=== Brano di lettura ===
10 dicembre 2012

Tomba di San Pietro in Vaticano: storia della scoperta.

Numerose sono le fonti scritte, dirette e indirette, che ci hanno tramandato la venuta di Pietro a Roma per predicare la parola di Cristo. Ad esempio, uno scritto anonimo in lingua greca chiamato Apocalisse di Pietro, datato alla metà del I secolo d.C., tramanda il martirio dell’Apostolo nel circo di Nerone (1). Poco tempo dopo troviamo una lettera scritta negli ultimi anni del I secolo d.C. da san Clemente Romano alla comunità cristiana di Corinto che ricorda lo stesso tipo di martirio subito da Pietro e Paolo assieme “ad una grande moltitudine di eletti” (2).
===
(Esercizio):
Rispondi a queste domande sul brano sulla tomba di San Pietro:
1. In quale lingua è scritta l'Apocalisse di Pietro?
2. Dove subì il martirio l'Apostolo secondo quello scritto?
3. A quale comunità è indirizzata la lettera di san Clemente Romano?
L'elenco che segue è materiale a sé, distinto dal brano sulla tomba di San Pietro.
=== Elenco mostrato ===
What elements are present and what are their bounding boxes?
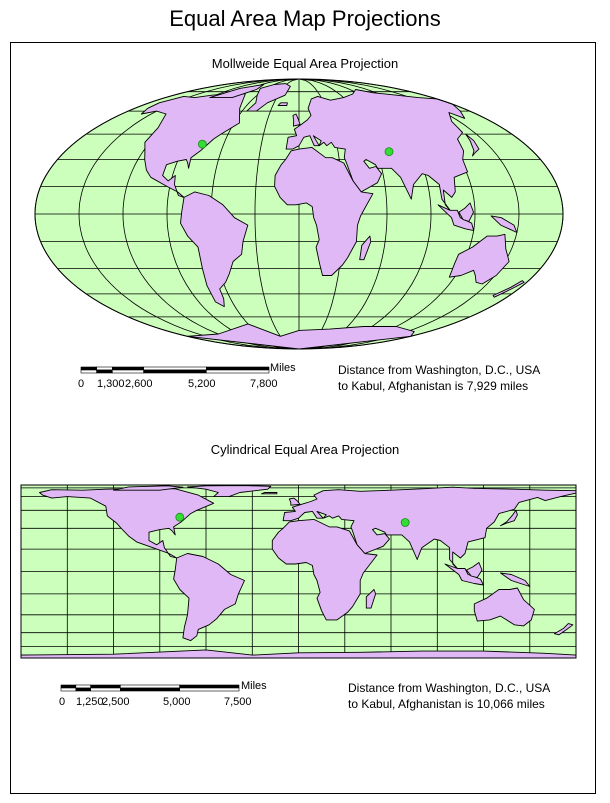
cylindrical-scale-segment-top — [75, 684, 91, 689]
cylindrical-distance-note: Distance from Washington, D.C., USA to K… — [348, 680, 550, 712]
cylindrical-land-greenland — [187, 485, 272, 498]
mollweide-meridian-line — [254, 78, 300, 350]
mollweide-land-south-america — [180, 191, 249, 308]
cylindrical-land-africa — [271, 518, 378, 621]
cylindrical-land-north-america — [39, 487, 215, 559]
mollweide-scale-segment-bottom — [80, 369, 97, 374]
page-title: Equal Area Map Projections — [169, 6, 441, 31]
cylindrical-land — [20, 485, 577, 659]
mollweide-scale-tick: 2,600 — [125, 378, 153, 390]
mollweide-land-antarctica — [186, 323, 415, 350]
mollweide-distance-line1: Distance from Washington, D.C., USA — [338, 363, 541, 377]
mollweide-scale-tick: 7,800 — [250, 378, 278, 390]
mollweide-scale-segment-top — [143, 366, 207, 371]
cylindrical-scale-segment-top — [90, 684, 121, 689]
mollweide-land-africa — [274, 146, 374, 276]
mollweide-scale-tick: 0 — [78, 378, 85, 390]
cylindrical-city-marker — [400, 518, 410, 527]
cylindrical-scale-segment-top — [120, 684, 180, 689]
cylindrical-scale-segment-bottom — [120, 687, 180, 692]
mollweide-scale-segment-top — [112, 366, 144, 371]
mollweide-scale-segment-bottom — [96, 369, 113, 374]
cylindrical-scale-tick: 2,500 — [102, 696, 130, 708]
cylindrical-land-madagascar — [365, 589, 377, 609]
mollweide-scale-segment-bottom — [143, 369, 207, 374]
mollweide-scale-segment-bottom — [206, 369, 270, 374]
cylindrical-scale-tick: 1,250 — [76, 696, 104, 708]
cylindrical-land-eurasia — [282, 486, 577, 571]
mollweide-map[interactable] — [34, 78, 564, 350]
cylindrical-scale-tick: 5,000 — [163, 696, 191, 708]
mollweide-scale-tick: 1,300 — [97, 378, 125, 390]
cylindrical-scale-segment-bottom — [60, 687, 77, 692]
mollweide-land-australia — [448, 233, 510, 285]
cylindrical-city-marker — [175, 512, 185, 522]
cylindrical-distance-line2: to Kabul, Afghanistan is 10,066 miles — [348, 697, 545, 711]
cylindrical-land-iceland — [261, 492, 278, 495]
mollweide-land-indonesia — [437, 204, 475, 232]
mollweide-land-new-guinea — [490, 215, 518, 233]
cylindrical-land-british-isles — [288, 497, 301, 506]
mollweide-land-north-america — [140, 92, 246, 198]
cylindrical-map-title: Cylindrical Equal Area Projection — [210, 442, 400, 457]
cylindrical-scale-tick: 0 — [59, 696, 66, 708]
mollweide-land-new-zealand — [492, 280, 525, 298]
cylindrical-outline — [20, 484, 577, 659]
cylindrical-distance-line1: Distance from Washington, D.C., USA — [348, 681, 551, 695]
mollweide-land-borneo — [458, 202, 474, 222]
cylindrical-land-new-zealand — [553, 623, 574, 636]
mollweide-land-madagascar — [359, 235, 372, 261]
mollweide-scale-segment-top — [96, 366, 113, 371]
mollweide-land-iceland — [277, 102, 288, 106]
mollweide-city-marker — [384, 147, 394, 157]
cylindrical-scale-segment-bottom — [90, 687, 121, 692]
mollweide-land-japan — [465, 133, 480, 157]
mollweide-land-eurasia — [285, 89, 469, 213]
cylindrical-land-indonesia — [444, 563, 484, 586]
mollweide-land — [140, 83, 525, 350]
mollweide-scale-segment-bottom — [112, 369, 144, 374]
cylindrical-land-arctic-islands — [113, 485, 184, 491]
cylindrical-land-new-guinea — [500, 572, 531, 587]
cylindrical-scale-segment-bottom — [179, 687, 240, 692]
cylindrical-scale-segment-bottom — [75, 687, 91, 692]
cylindrical-scale-segment-top — [60, 684, 77, 689]
mollweide-outline — [34, 78, 564, 350]
cylindrical-map[interactable] — [20, 484, 577, 659]
cylindrical-land-japan — [500, 509, 518, 527]
cylindrical-scale-segment-top — [179, 684, 240, 689]
mollweide-land-arctic-islands — [209, 84, 265, 99]
cylindrical-scale-bar — [60, 684, 240, 692]
mollweide-scale-bar — [80, 366, 270, 374]
mollweide-scale-segment-top — [80, 366, 97, 371]
mollweide-distance-note: Distance from Washington, D.C., USA to K… — [338, 362, 540, 394]
cylindrical-scale-units: Miles — [241, 680, 267, 692]
mollweide-scale-tick: 5,200 — [188, 378, 216, 390]
mollweide-land-greenland — [246, 83, 291, 112]
mollweide-scale-units: Miles — [270, 362, 296, 374]
mollweide-scale-segment-top — [206, 366, 270, 371]
cylindrical-land-south-america — [173, 553, 245, 642]
mollweide-land-british-isles — [292, 113, 301, 127]
mollweide-map-title: Mollweide Equal Area Projection — [211, 56, 399, 71]
mollweide-city-marker — [197, 139, 207, 149]
cylindrical-land-australia — [473, 587, 535, 627]
cylindrical-scale-tick: 7,500 — [224, 696, 252, 708]
cylindrical-land-borneo — [466, 562, 483, 578]
mollweide-distance-line2: to Kabul, Afghanistan is 7,929 miles — [338, 379, 529, 393]
layout-frame — [10, 42, 596, 794]
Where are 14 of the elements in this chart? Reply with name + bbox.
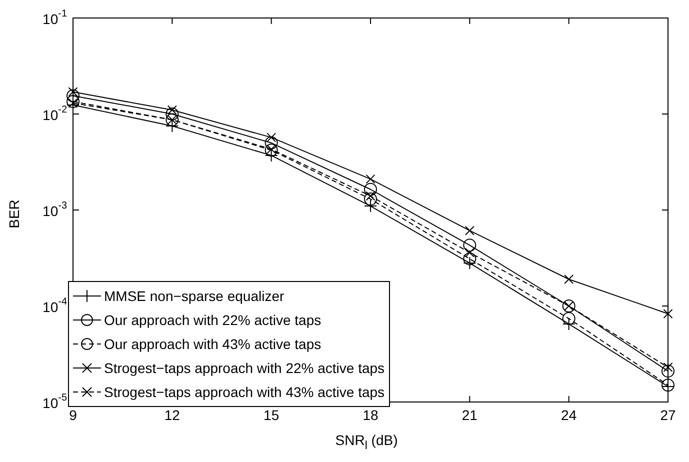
legend-label: MMSE non−sparse equalizer — [104, 288, 284, 304]
x-axis-title: SNR$_{l}$ (dB) — [334, 432, 399, 452]
x-tick-label: 18 — [362, 406, 378, 423]
legend-label: Our approach with 43% active taps — [104, 336, 322, 352]
x-tick-label: 24 — [561, 406, 577, 423]
x-tick-label: 15 — [264, 406, 280, 423]
legend-label: Our approach with 22% active taps — [104, 312, 322, 328]
legend-label: Strogest−taps approach with 22% active taps — [104, 360, 385, 376]
x-tick-label: 9 — [69, 406, 78, 423]
y-axis-title: BER — [6, 200, 22, 228]
x-tick-label: 12 — [164, 406, 180, 423]
x-tick-label: 27 — [660, 406, 676, 423]
legend-label: Strogest−taps approach with 43% active taps — [104, 384, 385, 400]
x-tick-label: 21 — [462, 406, 478, 423]
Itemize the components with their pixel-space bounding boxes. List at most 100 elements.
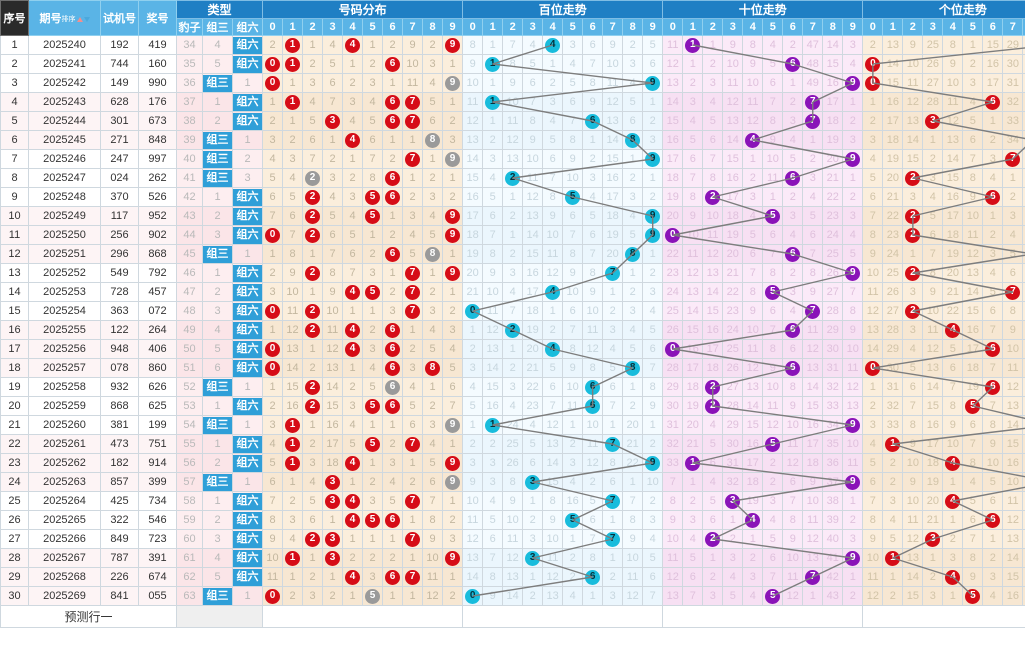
===
(Risposta):
1. In lingua greca.
2. Nel circo di Nerone.
3. Alla comunità cristiana di Corinto.